Aim of the exercise: Output nothing but the number of lines that include the word "from".

Dataset rows:
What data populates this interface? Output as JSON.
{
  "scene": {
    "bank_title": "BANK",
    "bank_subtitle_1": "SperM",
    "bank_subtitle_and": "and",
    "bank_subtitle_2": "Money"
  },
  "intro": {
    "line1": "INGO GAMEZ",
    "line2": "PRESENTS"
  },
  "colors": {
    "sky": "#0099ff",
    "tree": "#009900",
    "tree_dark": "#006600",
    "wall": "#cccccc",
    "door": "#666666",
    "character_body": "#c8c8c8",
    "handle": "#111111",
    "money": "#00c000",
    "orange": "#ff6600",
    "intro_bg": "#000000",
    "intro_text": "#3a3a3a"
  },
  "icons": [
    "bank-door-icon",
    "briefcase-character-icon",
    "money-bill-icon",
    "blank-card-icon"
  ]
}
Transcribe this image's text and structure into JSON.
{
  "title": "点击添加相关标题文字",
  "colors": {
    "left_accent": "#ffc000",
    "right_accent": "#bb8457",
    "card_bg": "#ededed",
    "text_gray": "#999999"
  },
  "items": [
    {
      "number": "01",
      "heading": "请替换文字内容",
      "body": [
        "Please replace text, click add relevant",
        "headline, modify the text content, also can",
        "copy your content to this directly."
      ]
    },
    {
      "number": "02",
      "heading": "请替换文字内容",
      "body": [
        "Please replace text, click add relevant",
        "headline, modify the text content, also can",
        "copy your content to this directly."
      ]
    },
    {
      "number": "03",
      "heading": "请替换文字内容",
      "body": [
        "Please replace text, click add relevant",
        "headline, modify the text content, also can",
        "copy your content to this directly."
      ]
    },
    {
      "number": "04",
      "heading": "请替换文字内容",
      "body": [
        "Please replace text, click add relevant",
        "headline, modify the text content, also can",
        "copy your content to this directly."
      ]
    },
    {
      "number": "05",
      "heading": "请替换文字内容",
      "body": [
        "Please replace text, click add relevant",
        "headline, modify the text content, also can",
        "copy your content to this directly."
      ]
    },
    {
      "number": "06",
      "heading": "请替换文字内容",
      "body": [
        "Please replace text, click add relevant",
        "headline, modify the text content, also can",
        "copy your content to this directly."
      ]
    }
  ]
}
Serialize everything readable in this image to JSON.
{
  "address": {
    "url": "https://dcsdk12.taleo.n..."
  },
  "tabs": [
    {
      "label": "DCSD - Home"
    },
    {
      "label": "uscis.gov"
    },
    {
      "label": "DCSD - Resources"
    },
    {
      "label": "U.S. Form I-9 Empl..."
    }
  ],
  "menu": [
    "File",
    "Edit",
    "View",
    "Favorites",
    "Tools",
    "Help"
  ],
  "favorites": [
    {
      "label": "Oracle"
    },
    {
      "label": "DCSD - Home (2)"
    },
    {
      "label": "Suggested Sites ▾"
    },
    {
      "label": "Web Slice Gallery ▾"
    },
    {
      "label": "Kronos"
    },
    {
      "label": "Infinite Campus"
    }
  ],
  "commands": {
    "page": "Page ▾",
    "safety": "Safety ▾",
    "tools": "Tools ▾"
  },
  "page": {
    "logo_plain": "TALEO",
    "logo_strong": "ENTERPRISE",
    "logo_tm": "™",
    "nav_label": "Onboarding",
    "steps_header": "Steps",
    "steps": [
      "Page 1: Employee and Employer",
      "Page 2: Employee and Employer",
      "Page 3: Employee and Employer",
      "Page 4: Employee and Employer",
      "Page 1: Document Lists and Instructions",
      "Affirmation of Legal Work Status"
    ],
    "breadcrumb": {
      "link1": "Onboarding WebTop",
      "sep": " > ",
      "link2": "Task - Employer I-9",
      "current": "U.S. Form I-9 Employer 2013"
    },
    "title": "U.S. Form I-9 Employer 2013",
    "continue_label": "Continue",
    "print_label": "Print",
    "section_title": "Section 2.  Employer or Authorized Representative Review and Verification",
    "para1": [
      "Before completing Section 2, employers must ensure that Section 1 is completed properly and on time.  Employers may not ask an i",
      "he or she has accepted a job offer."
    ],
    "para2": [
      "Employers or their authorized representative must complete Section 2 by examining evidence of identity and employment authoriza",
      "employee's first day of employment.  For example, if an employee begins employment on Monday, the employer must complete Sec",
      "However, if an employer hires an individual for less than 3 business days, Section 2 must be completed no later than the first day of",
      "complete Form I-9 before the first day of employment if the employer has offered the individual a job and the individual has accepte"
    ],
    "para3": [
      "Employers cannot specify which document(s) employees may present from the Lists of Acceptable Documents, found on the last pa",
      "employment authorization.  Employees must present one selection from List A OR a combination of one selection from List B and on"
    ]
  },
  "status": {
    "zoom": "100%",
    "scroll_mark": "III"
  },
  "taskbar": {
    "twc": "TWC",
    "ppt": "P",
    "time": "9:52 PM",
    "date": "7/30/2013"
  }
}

Answer to the task: 2